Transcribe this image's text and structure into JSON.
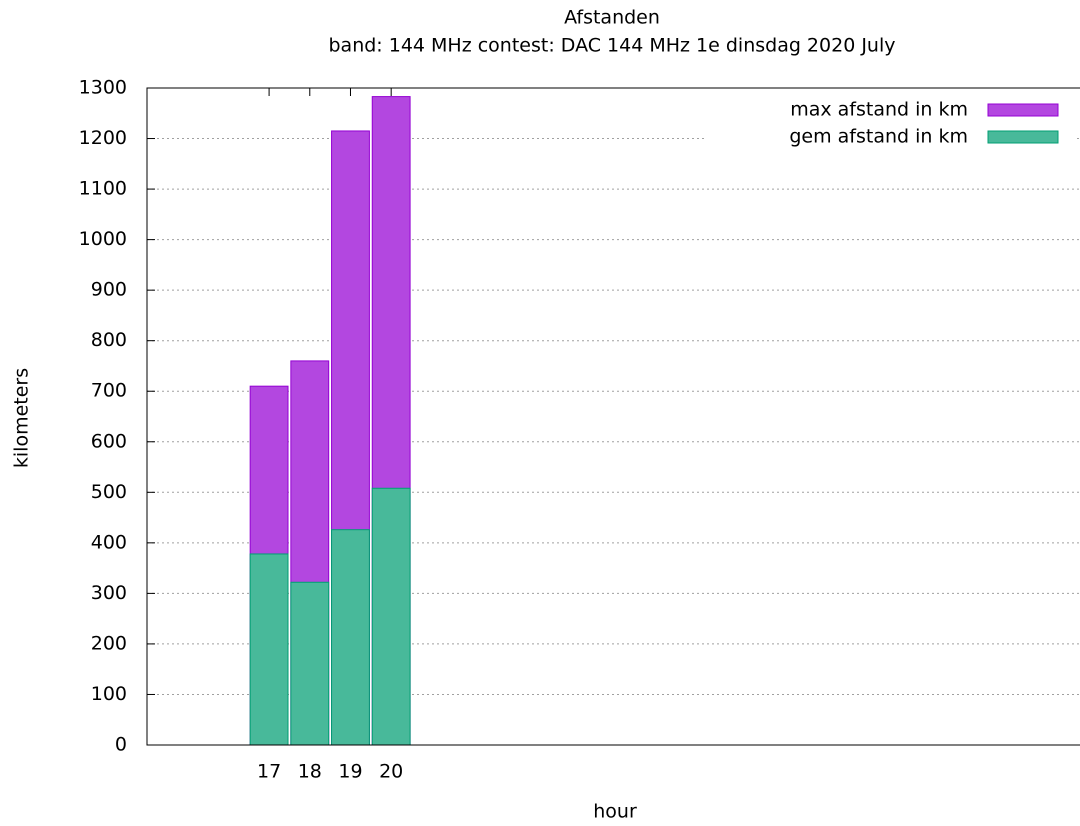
{
  "chart_data": {
    "type": "bar",
    "title": "Afstanden",
    "subtitle": "band: 144 MHz  contest: DAC 144 MHz 1e dinsdag 2020 July",
    "x_label": "hour",
    "y_label": "kilometers",
    "x": [
      17,
      18,
      19,
      20
    ],
    "series": [
      {
        "name": "max afstand in km",
        "color": "#b347e0",
        "values": [
          710,
          760,
          1215,
          1283
        ]
      },
      {
        "name": "gem afstand in km",
        "color": "#48b99a",
        "values": [
          378,
          322,
          426,
          508
        ]
      }
    ],
    "xlim": [
      14,
      37
    ],
    "xticks": [
      17,
      18,
      19,
      20
    ],
    "ylim": [
      0,
      1300
    ],
    "yticks": [
      0,
      100,
      200,
      300,
      400,
      500,
      600,
      700,
      800,
      900,
      1000,
      1100,
      1200,
      1300
    ],
    "grid": true,
    "legend": "top-right"
  }
}
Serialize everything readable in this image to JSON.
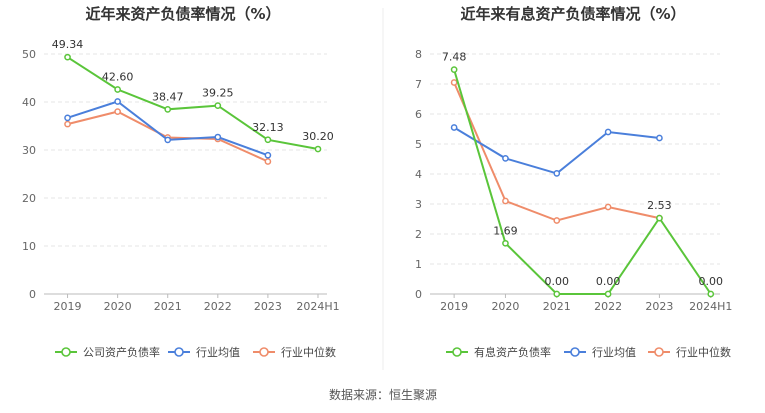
{
  "source": "数据来源：恒生聚源",
  "chart_data": [
    {
      "type": "line",
      "title": "近年来资产负债率情况（%）",
      "categories": [
        "2019",
        "2020",
        "2021",
        "2022",
        "2023",
        "2024H1"
      ],
      "ylim": [
        0,
        50
      ],
      "yticks": [
        0,
        10,
        20,
        30,
        40,
        50
      ],
      "grid": true,
      "legend_position": "bottom",
      "series": [
        {
          "name": "公司资产负债率",
          "color": "#5ac53a",
          "values": [
            49.34,
            42.6,
            38.47,
            39.25,
            32.13,
            30.2
          ],
          "data_labels": [
            "49.34",
            "42.60",
            "38.47",
            "39.25",
            "32.13",
            "30.20"
          ]
        },
        {
          "name": "行业均值",
          "color": "#4a7fdb",
          "values": [
            36.7,
            40.1,
            32.1,
            32.7,
            28.9,
            null
          ]
        },
        {
          "name": "行业中位数",
          "color": "#ef8c6a",
          "values": [
            35.4,
            38.0,
            32.6,
            32.3,
            27.6,
            null
          ]
        }
      ]
    },
    {
      "type": "line",
      "title": "近年来有息资产负债率情况（%）",
      "categories": [
        "2019",
        "2020",
        "2021",
        "2022",
        "2023",
        "2024H1"
      ],
      "ylim": [
        0,
        8
      ],
      "yticks": [
        0,
        1,
        2,
        3,
        4,
        5,
        6,
        7,
        8
      ],
      "grid": true,
      "legend_position": "bottom",
      "series": [
        {
          "name": "有息资产负债率",
          "color": "#5ac53a",
          "values": [
            7.48,
            1.69,
            0.0,
            0.0,
            2.53,
            0.0
          ],
          "data_labels": [
            "7.48",
            "1.69",
            "0.00",
            "0.00",
            "2.53",
            "0.00"
          ]
        },
        {
          "name": "行业均值",
          "color": "#4a7fdb",
          "values": [
            5.55,
            4.52,
            4.02,
            5.4,
            5.2,
            null
          ]
        },
        {
          "name": "行业中位数",
          "color": "#ef8c6a",
          "values": [
            7.05,
            3.1,
            2.45,
            2.9,
            2.53,
            null
          ]
        }
      ]
    }
  ]
}
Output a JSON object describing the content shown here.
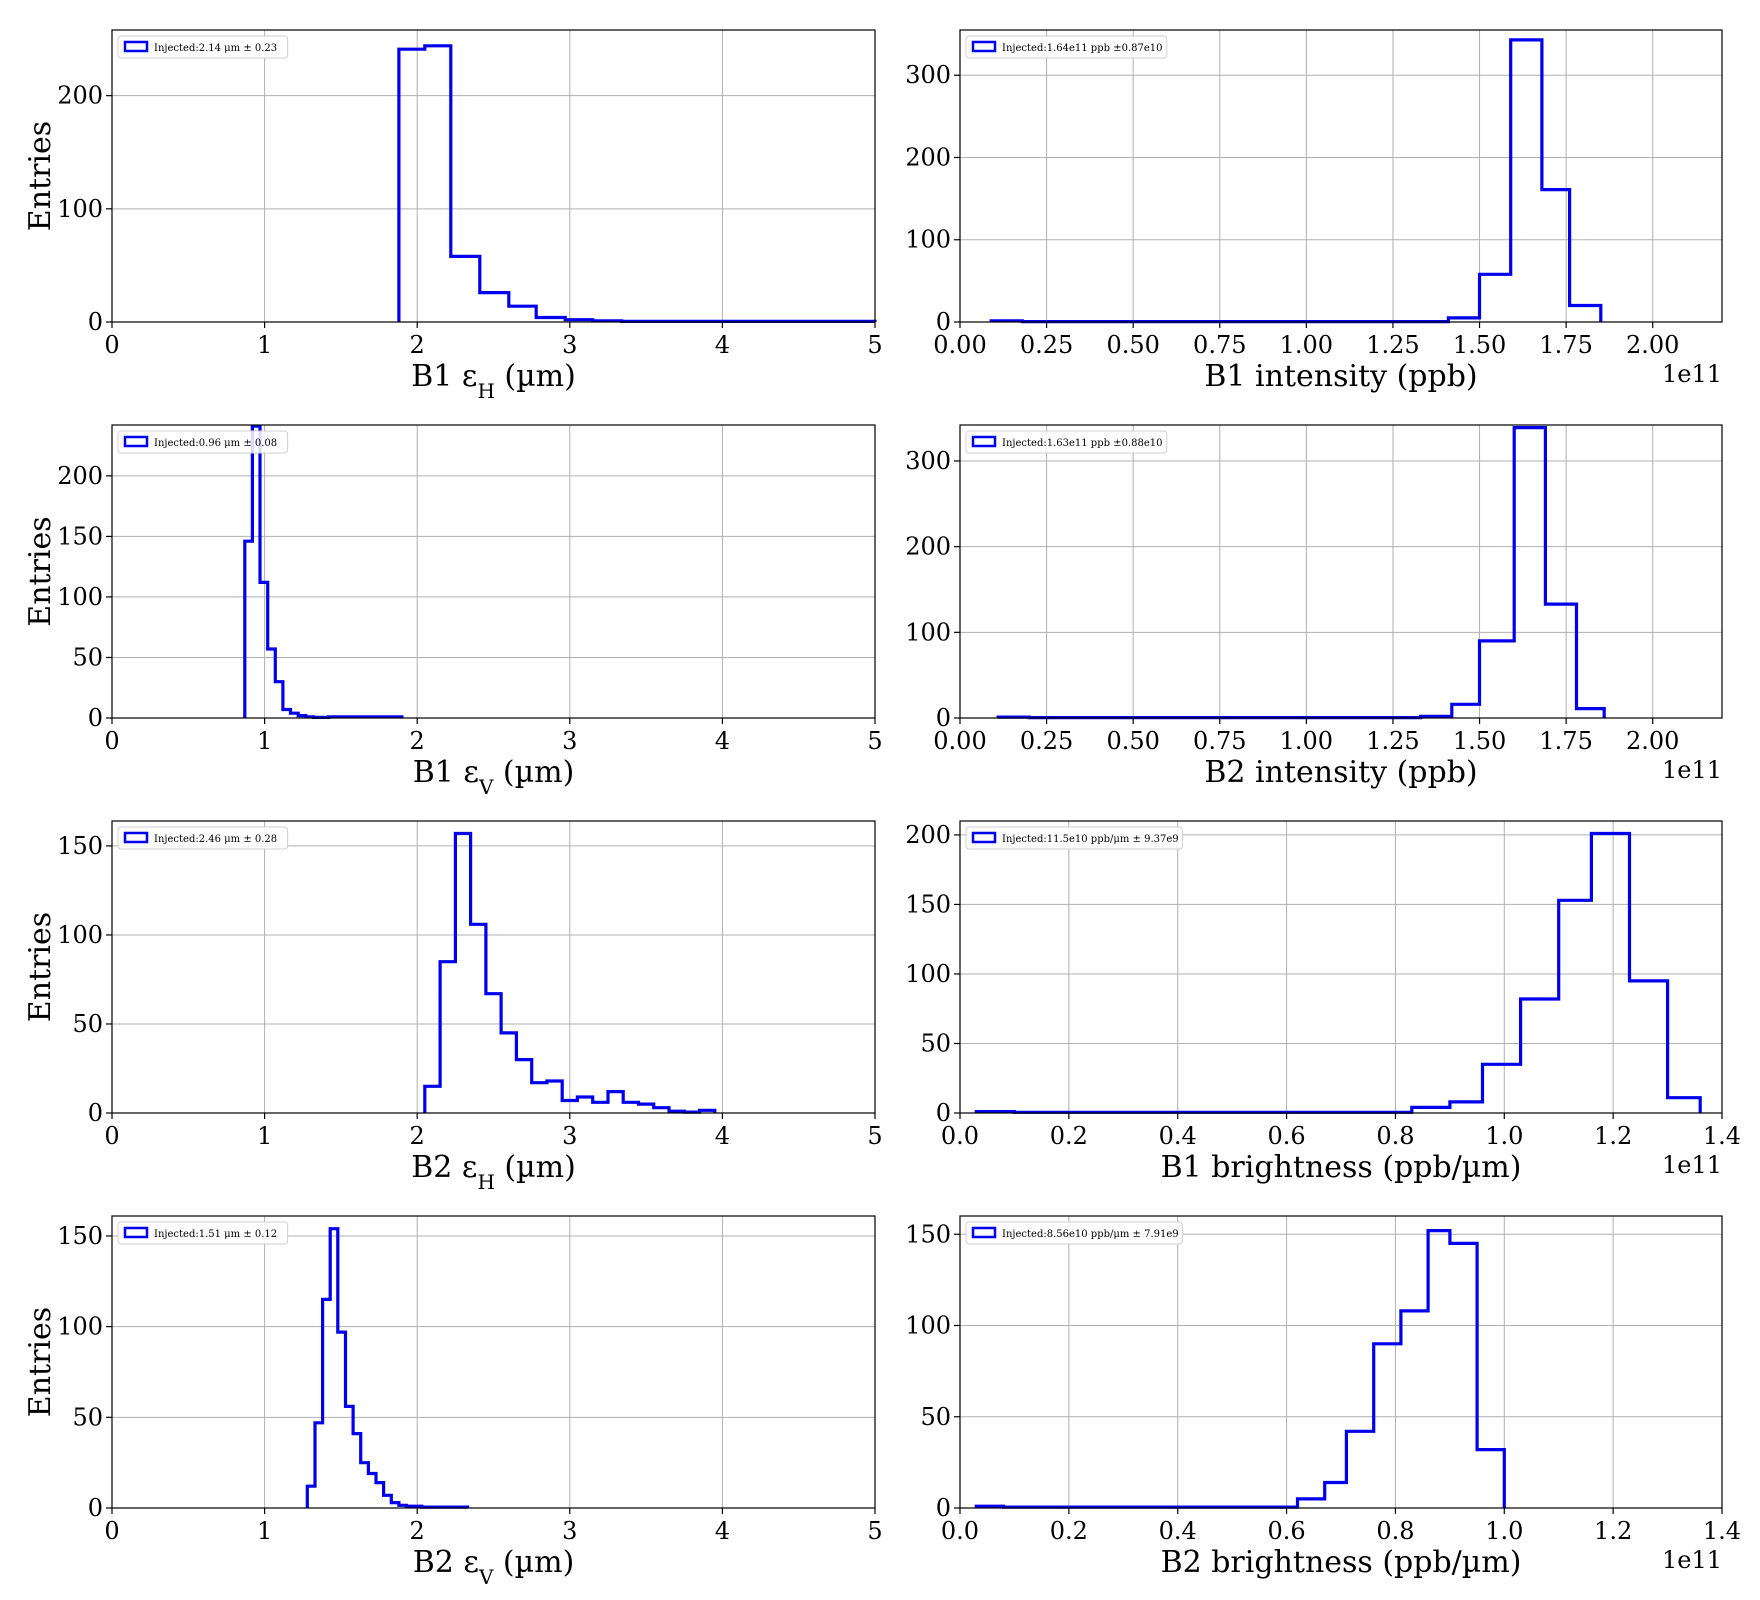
{
  "figure": {
    "legend_color": "#0000ee",
    "grid_color": "#b0b0b0"
  },
  "chart_data": [
    {
      "id": "b1-eps-h",
      "type": "histogram",
      "xlabel": "B1 εH (µm)",
      "xlabel_main": "B1 ε",
      "xlabel_sub": "H",
      "xlabel_unit": " (µm)",
      "ylabel": "Entries",
      "xlim": [
        0,
        5
      ],
      "ylim": [
        0,
        258
      ],
      "xticks": [
        0,
        1,
        2,
        3,
        4,
        5
      ],
      "xtick_labels": [
        "0",
        "1",
        "2",
        "3",
        "4",
        "5"
      ],
      "yticks": [
        0,
        100,
        200
      ],
      "ytick_labels": [
        "0",
        "100",
        "200"
      ],
      "offset_label": "",
      "grid": true,
      "legend_position": "top-left",
      "legend_label": "Injected:2.14 μm ± 0.23",
      "series": [
        {
          "color": "#0000ee",
          "edges": [
            1.88,
            2.05,
            2.22,
            2.41,
            2.6,
            2.78,
            2.97,
            3.15,
            3.34,
            5
          ],
          "values": [
            241,
            244,
            58,
            26,
            14,
            4,
            2,
            1,
            0.5
          ]
        }
      ]
    },
    {
      "id": "b1-intensity",
      "type": "histogram",
      "xlabel": "B1 intensity (ppb)",
      "xlabel_main": "B1 intensity (ppb)",
      "xlabel_sub": "",
      "xlabel_unit": "",
      "ylabel": "",
      "xlim": [
        0,
        2.2
      ],
      "ylim": [
        0,
        355
      ],
      "xticks": [
        0,
        0.25,
        0.5,
        0.75,
        1.0,
        1.25,
        1.5,
        1.75,
        2.0
      ],
      "xtick_labels": [
        "0.00",
        "0.25",
        "0.50",
        "0.75",
        "1.00",
        "1.25",
        "1.50",
        "1.75",
        "2.00"
      ],
      "yticks": [
        0,
        100,
        200,
        300
      ],
      "ytick_labels": [
        "0",
        "100",
        "200",
        "300"
      ],
      "offset_label": "1e11",
      "grid": true,
      "legend_position": "top-left",
      "legend_label": "Injected:1.64e11 ppb ±0.87e10",
      "series": [
        {
          "color": "#0000ee",
          "edges": [
            0.09,
            0.18,
            1.41,
            1.5,
            1.59,
            1.68,
            1.76,
            1.85
          ],
          "values": [
            1.5,
            0.5,
            5,
            58,
            343,
            161,
            20
          ]
        }
      ]
    },
    {
      "id": "b1-eps-v",
      "type": "histogram",
      "xlabel": "B1 εV (µm)",
      "xlabel_main": "B1 ε",
      "xlabel_sub": "V",
      "xlabel_unit": " (µm)",
      "ylabel": "Entries",
      "xlim": [
        0,
        5
      ],
      "ylim": [
        0,
        242
      ],
      "xticks": [
        0,
        1,
        2,
        3,
        4,
        5
      ],
      "xtick_labels": [
        "0",
        "1",
        "2",
        "3",
        "4",
        "5"
      ],
      "yticks": [
        0,
        50,
        100,
        150,
        200
      ],
      "ytick_labels": [
        "0",
        "50",
        "100",
        "150",
        "200"
      ],
      "offset_label": "",
      "grid": true,
      "legend_position": "top-left",
      "legend_label": "Injected:0.96 μm ± 0.08",
      "series": [
        {
          "color": "#0000ee",
          "edges": [
            0.87,
            0.92,
            0.97,
            1.02,
            1.07,
            1.12,
            1.17,
            1.22,
            1.27,
            1.32,
            1.42,
            1.9
          ],
          "values": [
            146,
            241,
            112,
            57,
            30,
            7,
            4,
            2,
            1,
            0.5,
            1
          ]
        }
      ]
    },
    {
      "id": "b2-intensity",
      "type": "histogram",
      "xlabel": "B2 intensity (ppb)",
      "xlabel_main": "B2 intensity (ppb)",
      "xlabel_sub": "",
      "xlabel_unit": "",
      "ylabel": "",
      "xlim": [
        0,
        2.2
      ],
      "ylim": [
        0,
        342
      ],
      "xticks": [
        0,
        0.25,
        0.5,
        0.75,
        1.0,
        1.25,
        1.5,
        1.75,
        2.0
      ],
      "xtick_labels": [
        "0.00",
        "0.25",
        "0.50",
        "0.75",
        "1.00",
        "1.25",
        "1.50",
        "1.75",
        "2.00"
      ],
      "yticks": [
        0,
        100,
        200,
        300
      ],
      "ytick_labels": [
        "0",
        "100",
        "200",
        "300"
      ],
      "offset_label": "1e11",
      "grid": true,
      "legend_position": "top-left",
      "legend_label": "Injected:1.63e11 ppb ±0.88e10",
      "series": [
        {
          "color": "#0000ee",
          "edges": [
            0.11,
            0.2,
            1.33,
            1.42,
            1.5,
            1.6,
            1.69,
            1.78,
            1.86
          ],
          "values": [
            1,
            0.5,
            2,
            16,
            90,
            339,
            133,
            11
          ]
        }
      ]
    },
    {
      "id": "b2-eps-h",
      "type": "histogram",
      "xlabel": "B2 εH (µm)",
      "xlabel_main": "B2 ε",
      "xlabel_sub": "H",
      "xlabel_unit": " (µm)",
      "ylabel": "Entries",
      "xlim": [
        0,
        5
      ],
      "ylim": [
        0,
        164
      ],
      "xticks": [
        0,
        1,
        2,
        3,
        4,
        5
      ],
      "xtick_labels": [
        "0",
        "1",
        "2",
        "3",
        "4",
        "5"
      ],
      "yticks": [
        0,
        50,
        100,
        150
      ],
      "ytick_labels": [
        "0",
        "50",
        "100",
        "150"
      ],
      "offset_label": "",
      "grid": true,
      "legend_position": "top-left",
      "legend_label": "Injected:2.46 μm ± 0.28",
      "series": [
        {
          "color": "#0000ee",
          "edges": [
            2.05,
            2.15,
            2.25,
            2.35,
            2.45,
            2.55,
            2.65,
            2.75,
            2.85,
            2.95,
            3.05,
            3.15,
            3.25,
            3.35,
            3.45,
            3.55,
            3.65,
            3.75,
            3.85,
            3.95
          ],
          "values": [
            15,
            85,
            157,
            106,
            67,
            45,
            30,
            17,
            18,
            7,
            9,
            6,
            12,
            6,
            5,
            3,
            1,
            0.5,
            1.5
          ]
        }
      ]
    },
    {
      "id": "b1-brightness",
      "type": "histogram",
      "xlabel": "B1 brightness (ppb/µm)",
      "xlabel_main": "B1 brightness (ppb/µm)",
      "xlabel_sub": "",
      "xlabel_unit": "",
      "ylabel": "",
      "xlim": [
        0,
        1.4
      ],
      "ylim": [
        0,
        210
      ],
      "xticks": [
        0,
        0.2,
        0.4,
        0.6,
        0.8,
        1.0,
        1.2,
        1.4
      ],
      "xtick_labels": [
        "0.0",
        "0.2",
        "0.4",
        "0.6",
        "0.8",
        "1.0",
        "1.2",
        "1.4"
      ],
      "yticks": [
        0,
        50,
        100,
        150,
        200
      ],
      "ytick_labels": [
        "0",
        "50",
        "100",
        "150",
        "200"
      ],
      "offset_label": "1e11",
      "grid": true,
      "legend_position": "top-left",
      "legend_label": "Injected:11.5e10 ppb/μm ± 9.37e9",
      "series": [
        {
          "color": "#0000ee",
          "edges": [
            0.03,
            0.1,
            0.83,
            0.9,
            0.96,
            1.03,
            1.1,
            1.16,
            1.23,
            1.3,
            1.36
          ],
          "values": [
            1,
            0.5,
            4,
            8,
            35,
            82,
            153,
            201,
            95,
            11
          ]
        }
      ]
    },
    {
      "id": "b2-eps-v",
      "type": "histogram",
      "xlabel": "B2 εV (µm)",
      "xlabel_main": "B2 ε",
      "xlabel_sub": "V",
      "xlabel_unit": " (µm)",
      "ylabel": "Entries",
      "xlim": [
        0,
        5
      ],
      "ylim": [
        0,
        161
      ],
      "xticks": [
        0,
        1,
        2,
        3,
        4,
        5
      ],
      "xtick_labels": [
        "0",
        "1",
        "2",
        "3",
        "4",
        "5"
      ],
      "yticks": [
        0,
        50,
        100,
        150
      ],
      "ytick_labels": [
        "0",
        "50",
        "100",
        "150"
      ],
      "offset_label": "",
      "grid": true,
      "legend_position": "top-left",
      "legend_label": "Injected:1.51 μm ± 0.12",
      "series": [
        {
          "color": "#0000ee",
          "edges": [
            1.28,
            1.33,
            1.38,
            1.43,
            1.48,
            1.53,
            1.58,
            1.63,
            1.68,
            1.73,
            1.78,
            1.83,
            1.88,
            1.93,
            1.98,
            2.03,
            2.33
          ],
          "values": [
            12,
            47,
            115,
            154,
            97,
            56,
            41,
            25,
            19,
            14,
            7,
            3,
            1.5,
            1,
            1,
            0.5
          ]
        }
      ]
    },
    {
      "id": "b2-brightness",
      "type": "histogram",
      "xlabel": "B2 brightness (ppb/µm)",
      "xlabel_main": "B2 brightness (ppb/µm)",
      "xlabel_sub": "",
      "xlabel_unit": "",
      "ylabel": "",
      "xlim": [
        0,
        1.4
      ],
      "ylim": [
        0,
        160
      ],
      "xticks": [
        0,
        0.2,
        0.4,
        0.6,
        0.8,
        1.0,
        1.2,
        1.4
      ],
      "xtick_labels": [
        "0.0",
        "0.2",
        "0.4",
        "0.6",
        "0.8",
        "1.0",
        "1.2",
        "1.4"
      ],
      "yticks": [
        0,
        50,
        100,
        150
      ],
      "ytick_labels": [
        "0",
        "50",
        "100",
        "150"
      ],
      "offset_label": "1e11",
      "grid": true,
      "legend_position": "top-left",
      "legend_label": "Injected:8.56e10 ppb/μm ± 7.91e9",
      "series": [
        {
          "color": "#0000ee",
          "edges": [
            0.03,
            0.08,
            0.62,
            0.67,
            0.71,
            0.76,
            0.81,
            0.86,
            0.9,
            0.95,
            1.0
          ],
          "values": [
            1,
            0.5,
            5,
            14,
            42,
            90,
            108,
            152,
            145,
            32
          ]
        }
      ]
    }
  ]
}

--- Exercise ---
In the listing above, find each line with the word "name" and copy it.

--- Result below ---
        "name": "max afstand in km",
        "name": "gem afstand in km",
          "name": "公司资产负债率",
          "name": "行业均值",
          "name": "行业中位数",
          "name": "有息资产负债率",
          "name": "行业均值",
          "name": "行业中位数",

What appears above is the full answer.